Pictures in the records should not be copied, but every other part must be repeated exactly.

● ● ● ●

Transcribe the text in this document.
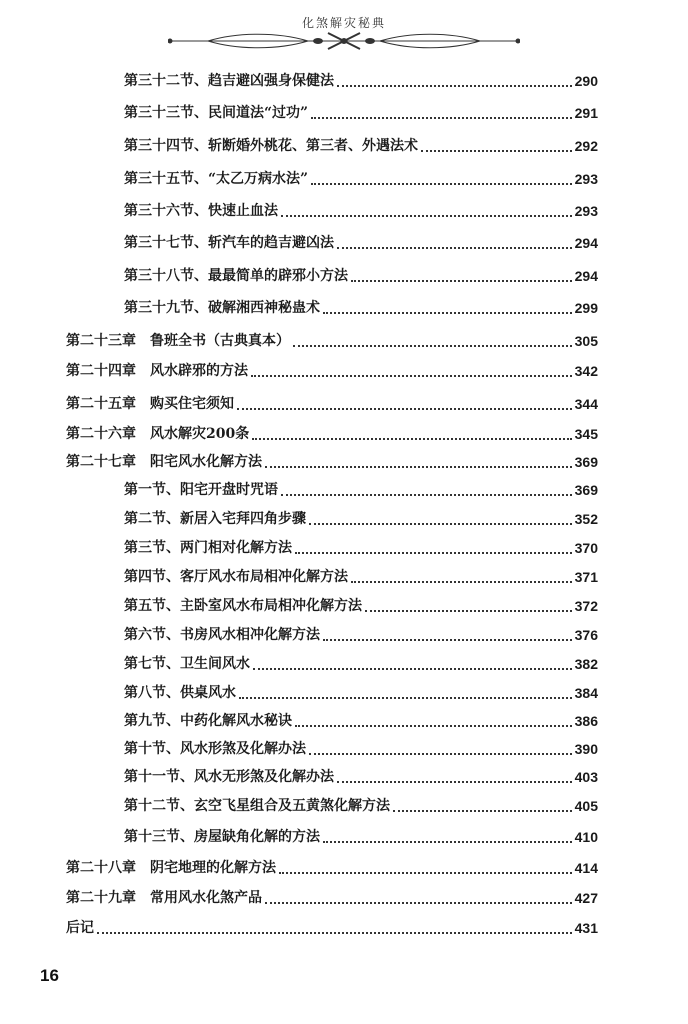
化煞解灾秘典
第三十二节、趋吉避凶强身保健法	290
第三十三节、民间道法“过功”	291
第三十四节、斩断婚外桃花、第三者、外遇法术	292
第三十五节、“太乙万病水法”	293
第三十六节、快速止血法	293
第三十七节、斩汽车的趋吉避凶法	294
第三十八节、最最简单的辟邪小方法	294
第三十九节、破解湘西神秘蛊术	299
第二十三章　鲁班全书（古典真本）	305
第二十四章　风水辟邪的方法	342
第二十五章　购买住宅须知	344
第二十六章　风水解灾200条	345
第二十七章　阳宅风水化解方法	369
第一节、阳宅开盘时咒语	369
第二节、新居入宅拜四角步骤	352
第三节、两门相对化解方法	370
第四节、客厅风水布局相冲化解方法	371
第五节、主卧室风水布局相冲化解方法	372
第六节、书房风水相冲化解方法	376
第七节、卫生间风水	382
第八节、供桌风水	384
第九节、中药化解风水秘诀	386
第十节、风水形煞及化解办法	390
第十一节、风水无形煞及化解办法	403
第十二节、玄空飞星组合及五黄煞化解方法	405
第十三节、房屋缺角化解的方法	410
第二十八章　阴宅地理的化解方法	414
第二十九章　常用风水化煞产品	427
后记	431
16
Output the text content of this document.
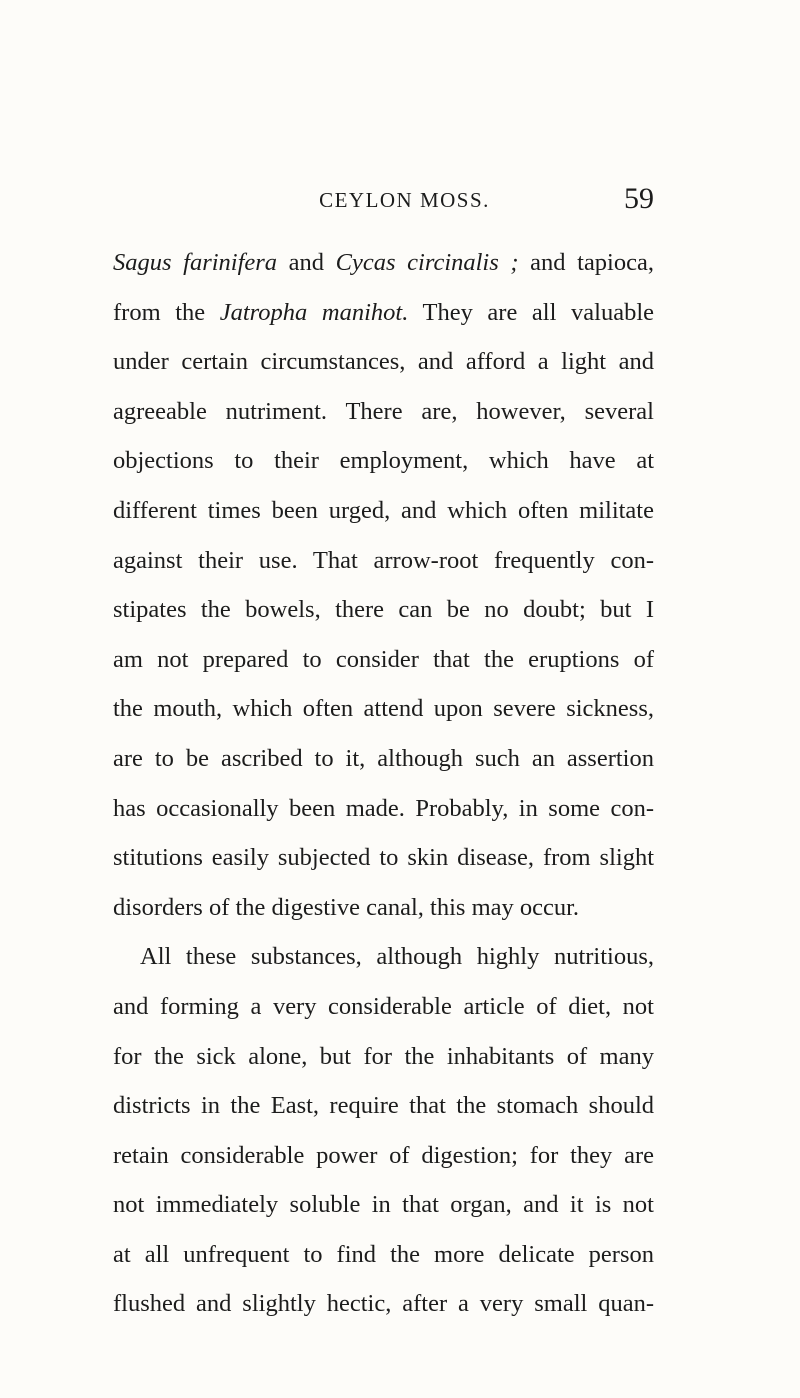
CEYLON MOSS.	59
Sagus farinifera and Cycas circinalis ; and tapioca,
from the Jatropha manihot. They are all valuable
under certain circumstances, and afford a light and
agreeable nutriment. There are, however, several
objections to their employment, which have at
different times been urged, and which often militate
against their use. That arrow-root frequently con-
stipates the bowels, there can be no doubt; but I
am not prepared to consider that the eruptions of
the mouth, which often attend upon severe sickness,
are to be ascribed to it, although such an assertion
has occasionally been made. Probably, in some con-
stitutions easily subjected to skin disease, from slight
disorders of the digestive canal, this may occur.
All these substances, although highly nutritious,
and forming a very considerable article of diet, not
for the sick alone, but for the inhabitants of many
districts in the East, require that the stomach should
retain considerable power of digestion; for they are
not immediately soluble in that organ, and it is not
at all unfrequent to find the more delicate person
flushed and slightly hectic, after a very small quan-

● ● ● ●

● Response for this exercise
Transcribe the text in this document.
化煞解灾秘典
第三十二节、趋吉避凶强身保健法	290
第三十三节、民间道法“过功”	291
第三十四节、斩断婚外桃花、第三者、外遇法术	292
第三十五节、“太乙万病水法”	293
第三十六节、快速止血法	293
第三十七节、斩汽车的趋吉避凶法	294
第三十八节、最最简单的辟邪小方法	294
第三十九节、破解湘西神秘蛊术	299
第二十三章　鲁班全书（古典真本）	305
第二十四章　风水辟邪的方法	342
第二十五章　购买住宅须知	344
第二十六章　风水解灾200条	345
第二十七章　阳宅风水化解方法	369
第一节、阳宅开盘时咒语	369
第二节、新居入宅拜四角步骤	352
第三节、两门相对化解方法	370
第四节、客厅风水布局相冲化解方法	371
第五节、主卧室风水布局相冲化解方法	372
第六节、书房风水相冲化解方法	376
第七节、卫生间风水	382
第八节、供桌风水	384
第九节、中药化解风水秘诀	386
第十节、风水形煞及化解办法	390
第十一节、风水无形煞及化解办法	403
第十二节、玄空飞星组合及五黄煞化解方法	405
第十三节、房屋缺角化解的方法	410
第二十八章　阴宅地理的化解方法	414
第二十九章　常用风水化煞产品	427
后记	431
16
Output the text content of this document.
CEYLON MOSS.	59
Sagus farinifera and Cycas circinalis ; and tapioca,
from the Jatropha manihot. They are all valuable
under certain circumstances, and afford a light and
agreeable nutriment. There are, however, several
objections to their employment, which have at
different times been urged, and which often militate
against their use. That arrow-root frequently con-
stipates the bowels, there can be no doubt; but I
am not prepared to consider that the eruptions of
the mouth, which often attend upon severe sickness,
are to be ascribed to it, although such an assertion
has occasionally been made. Probably, in some con-
stitutions easily subjected to skin disease, from slight
disorders of the digestive canal, this may occur.
All these substances, although highly nutritious,
and forming a very considerable article of diet, not
for the sick alone, but for the inhabitants of many
districts in the East, require that the stomach should
retain considerable power of digestion; for they are
not immediately soluble in that organ, and it is not
at all unfrequent to find the more delicate person
flushed and slightly hectic, after a very small quan-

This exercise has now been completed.